> **What you have to do**:
From the records below, copy every line that contains the word "grid".

> **Excerpted records**:

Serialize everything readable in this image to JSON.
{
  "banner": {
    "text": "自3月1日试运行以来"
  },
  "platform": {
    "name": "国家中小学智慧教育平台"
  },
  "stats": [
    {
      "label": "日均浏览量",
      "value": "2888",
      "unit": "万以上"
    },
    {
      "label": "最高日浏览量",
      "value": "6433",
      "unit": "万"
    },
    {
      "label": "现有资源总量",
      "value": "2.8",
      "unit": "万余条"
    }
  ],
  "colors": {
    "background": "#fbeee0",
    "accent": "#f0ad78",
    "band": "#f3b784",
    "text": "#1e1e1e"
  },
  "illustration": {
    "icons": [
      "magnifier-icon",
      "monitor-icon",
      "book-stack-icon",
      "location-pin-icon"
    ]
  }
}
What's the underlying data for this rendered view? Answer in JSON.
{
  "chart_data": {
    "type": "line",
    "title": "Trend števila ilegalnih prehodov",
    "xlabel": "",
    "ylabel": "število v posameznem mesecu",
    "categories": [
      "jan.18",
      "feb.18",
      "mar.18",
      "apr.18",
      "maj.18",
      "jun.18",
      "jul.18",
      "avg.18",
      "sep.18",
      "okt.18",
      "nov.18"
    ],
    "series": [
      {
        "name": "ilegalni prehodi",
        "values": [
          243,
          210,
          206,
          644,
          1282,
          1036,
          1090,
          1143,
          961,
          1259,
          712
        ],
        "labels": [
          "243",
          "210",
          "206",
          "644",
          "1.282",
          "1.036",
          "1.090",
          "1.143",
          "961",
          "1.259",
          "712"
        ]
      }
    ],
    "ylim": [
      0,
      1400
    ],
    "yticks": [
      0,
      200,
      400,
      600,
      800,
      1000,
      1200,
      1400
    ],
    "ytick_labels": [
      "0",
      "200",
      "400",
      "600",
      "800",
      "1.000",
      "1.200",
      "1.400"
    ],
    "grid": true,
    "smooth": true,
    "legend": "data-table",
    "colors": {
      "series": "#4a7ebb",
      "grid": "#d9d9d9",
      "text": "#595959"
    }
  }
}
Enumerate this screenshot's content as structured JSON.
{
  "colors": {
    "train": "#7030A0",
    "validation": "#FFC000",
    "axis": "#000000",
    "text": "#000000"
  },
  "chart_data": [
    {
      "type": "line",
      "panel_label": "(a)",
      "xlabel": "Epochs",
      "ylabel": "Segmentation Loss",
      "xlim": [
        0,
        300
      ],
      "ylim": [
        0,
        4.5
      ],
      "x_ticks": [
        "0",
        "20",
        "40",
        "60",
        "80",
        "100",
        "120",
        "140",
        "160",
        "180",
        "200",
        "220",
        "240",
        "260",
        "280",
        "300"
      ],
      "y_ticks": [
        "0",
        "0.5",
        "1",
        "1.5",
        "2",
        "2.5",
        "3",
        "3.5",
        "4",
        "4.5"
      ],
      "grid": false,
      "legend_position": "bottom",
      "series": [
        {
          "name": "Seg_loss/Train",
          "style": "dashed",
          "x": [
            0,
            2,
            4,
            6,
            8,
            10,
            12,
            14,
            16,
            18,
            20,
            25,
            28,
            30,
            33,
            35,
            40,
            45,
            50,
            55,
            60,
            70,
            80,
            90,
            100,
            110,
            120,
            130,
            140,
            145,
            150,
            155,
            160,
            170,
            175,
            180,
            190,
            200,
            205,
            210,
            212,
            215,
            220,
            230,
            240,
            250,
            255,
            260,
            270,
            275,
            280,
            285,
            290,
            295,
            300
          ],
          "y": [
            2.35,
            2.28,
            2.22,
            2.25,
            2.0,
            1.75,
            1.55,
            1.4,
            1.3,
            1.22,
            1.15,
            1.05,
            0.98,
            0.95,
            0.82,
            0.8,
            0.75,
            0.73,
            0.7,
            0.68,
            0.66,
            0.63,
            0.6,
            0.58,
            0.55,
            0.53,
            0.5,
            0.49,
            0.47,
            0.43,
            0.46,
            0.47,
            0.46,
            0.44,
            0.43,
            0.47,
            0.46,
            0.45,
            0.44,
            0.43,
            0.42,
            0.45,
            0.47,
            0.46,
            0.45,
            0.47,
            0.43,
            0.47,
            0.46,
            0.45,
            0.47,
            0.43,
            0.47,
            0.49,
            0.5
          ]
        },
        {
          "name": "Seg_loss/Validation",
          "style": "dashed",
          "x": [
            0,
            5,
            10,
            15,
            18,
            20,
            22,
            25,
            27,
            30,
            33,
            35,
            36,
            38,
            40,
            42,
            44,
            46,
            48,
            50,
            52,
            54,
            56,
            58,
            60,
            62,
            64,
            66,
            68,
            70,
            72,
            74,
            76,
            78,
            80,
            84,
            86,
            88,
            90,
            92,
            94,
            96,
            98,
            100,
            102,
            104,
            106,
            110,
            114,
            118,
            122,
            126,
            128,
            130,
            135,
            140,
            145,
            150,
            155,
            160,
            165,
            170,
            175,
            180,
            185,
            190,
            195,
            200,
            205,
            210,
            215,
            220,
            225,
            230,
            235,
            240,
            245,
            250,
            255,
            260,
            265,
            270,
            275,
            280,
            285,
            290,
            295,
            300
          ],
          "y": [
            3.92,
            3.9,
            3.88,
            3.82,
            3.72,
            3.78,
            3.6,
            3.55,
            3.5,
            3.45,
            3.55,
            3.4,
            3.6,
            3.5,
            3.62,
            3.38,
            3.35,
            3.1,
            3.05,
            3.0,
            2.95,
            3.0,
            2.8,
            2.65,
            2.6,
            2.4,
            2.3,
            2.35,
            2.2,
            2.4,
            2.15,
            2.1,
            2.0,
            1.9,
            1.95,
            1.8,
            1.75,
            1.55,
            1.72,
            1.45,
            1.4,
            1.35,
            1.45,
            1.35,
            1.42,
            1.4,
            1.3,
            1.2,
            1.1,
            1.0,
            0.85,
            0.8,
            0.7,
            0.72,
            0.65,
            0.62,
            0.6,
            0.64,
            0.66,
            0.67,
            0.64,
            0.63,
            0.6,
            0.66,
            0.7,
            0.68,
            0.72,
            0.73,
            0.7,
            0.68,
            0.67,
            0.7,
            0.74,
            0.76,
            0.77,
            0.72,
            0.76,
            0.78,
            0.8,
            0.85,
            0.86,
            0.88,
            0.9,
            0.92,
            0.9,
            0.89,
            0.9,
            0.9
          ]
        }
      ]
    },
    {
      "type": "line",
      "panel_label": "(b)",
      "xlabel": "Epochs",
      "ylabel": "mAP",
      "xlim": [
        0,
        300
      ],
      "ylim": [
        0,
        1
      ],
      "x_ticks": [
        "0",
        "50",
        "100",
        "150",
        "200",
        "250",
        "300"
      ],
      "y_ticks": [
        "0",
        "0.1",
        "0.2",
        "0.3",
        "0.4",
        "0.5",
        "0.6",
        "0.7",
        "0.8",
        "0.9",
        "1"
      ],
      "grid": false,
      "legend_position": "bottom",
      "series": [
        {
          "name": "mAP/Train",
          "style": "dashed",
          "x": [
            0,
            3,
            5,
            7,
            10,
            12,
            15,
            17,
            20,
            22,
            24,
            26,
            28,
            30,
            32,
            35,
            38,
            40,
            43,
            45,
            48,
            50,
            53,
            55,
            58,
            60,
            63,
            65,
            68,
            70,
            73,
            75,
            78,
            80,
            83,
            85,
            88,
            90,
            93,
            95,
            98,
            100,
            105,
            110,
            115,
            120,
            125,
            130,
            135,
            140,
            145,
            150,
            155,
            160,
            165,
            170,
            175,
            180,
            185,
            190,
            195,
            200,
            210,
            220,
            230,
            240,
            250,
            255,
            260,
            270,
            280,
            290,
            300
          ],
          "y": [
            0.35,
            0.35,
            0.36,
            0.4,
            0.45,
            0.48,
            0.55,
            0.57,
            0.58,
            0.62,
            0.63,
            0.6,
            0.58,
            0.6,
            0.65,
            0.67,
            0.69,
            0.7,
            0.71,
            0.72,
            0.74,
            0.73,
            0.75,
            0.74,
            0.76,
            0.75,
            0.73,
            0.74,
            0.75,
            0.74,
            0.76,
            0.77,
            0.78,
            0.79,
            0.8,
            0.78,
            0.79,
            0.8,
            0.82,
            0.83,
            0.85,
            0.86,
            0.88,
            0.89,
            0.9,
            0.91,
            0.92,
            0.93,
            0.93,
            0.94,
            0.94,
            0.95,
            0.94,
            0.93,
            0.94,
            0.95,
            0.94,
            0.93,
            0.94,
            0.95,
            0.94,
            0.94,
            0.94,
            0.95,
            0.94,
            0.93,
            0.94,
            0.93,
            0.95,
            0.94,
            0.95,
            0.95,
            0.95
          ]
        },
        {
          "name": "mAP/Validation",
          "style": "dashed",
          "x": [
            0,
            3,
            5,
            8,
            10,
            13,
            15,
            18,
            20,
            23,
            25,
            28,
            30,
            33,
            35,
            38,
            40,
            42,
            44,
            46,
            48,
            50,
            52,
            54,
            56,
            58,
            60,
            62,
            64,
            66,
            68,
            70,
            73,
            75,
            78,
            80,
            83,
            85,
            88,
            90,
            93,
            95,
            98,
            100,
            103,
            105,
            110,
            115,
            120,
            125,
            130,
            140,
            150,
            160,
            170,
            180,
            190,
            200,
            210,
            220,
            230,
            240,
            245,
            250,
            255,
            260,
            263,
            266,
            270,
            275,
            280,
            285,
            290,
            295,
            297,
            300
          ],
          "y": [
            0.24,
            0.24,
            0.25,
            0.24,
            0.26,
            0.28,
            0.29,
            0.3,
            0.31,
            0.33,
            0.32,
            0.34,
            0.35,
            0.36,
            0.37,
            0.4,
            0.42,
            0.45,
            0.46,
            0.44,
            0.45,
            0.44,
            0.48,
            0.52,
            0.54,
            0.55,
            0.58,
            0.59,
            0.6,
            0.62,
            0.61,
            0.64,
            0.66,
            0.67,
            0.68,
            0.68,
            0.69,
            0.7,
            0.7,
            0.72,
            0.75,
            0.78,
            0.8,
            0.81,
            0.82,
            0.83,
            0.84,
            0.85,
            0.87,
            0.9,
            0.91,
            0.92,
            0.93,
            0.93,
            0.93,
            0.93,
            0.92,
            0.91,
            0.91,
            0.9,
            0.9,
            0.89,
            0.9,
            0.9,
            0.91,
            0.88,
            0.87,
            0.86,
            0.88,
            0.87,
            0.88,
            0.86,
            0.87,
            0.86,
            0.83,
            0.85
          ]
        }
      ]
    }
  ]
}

> **Output of the exercise**:
    "grid": true,
      "grid": "#d9d9d9",
      "grid": false,
      "grid": false,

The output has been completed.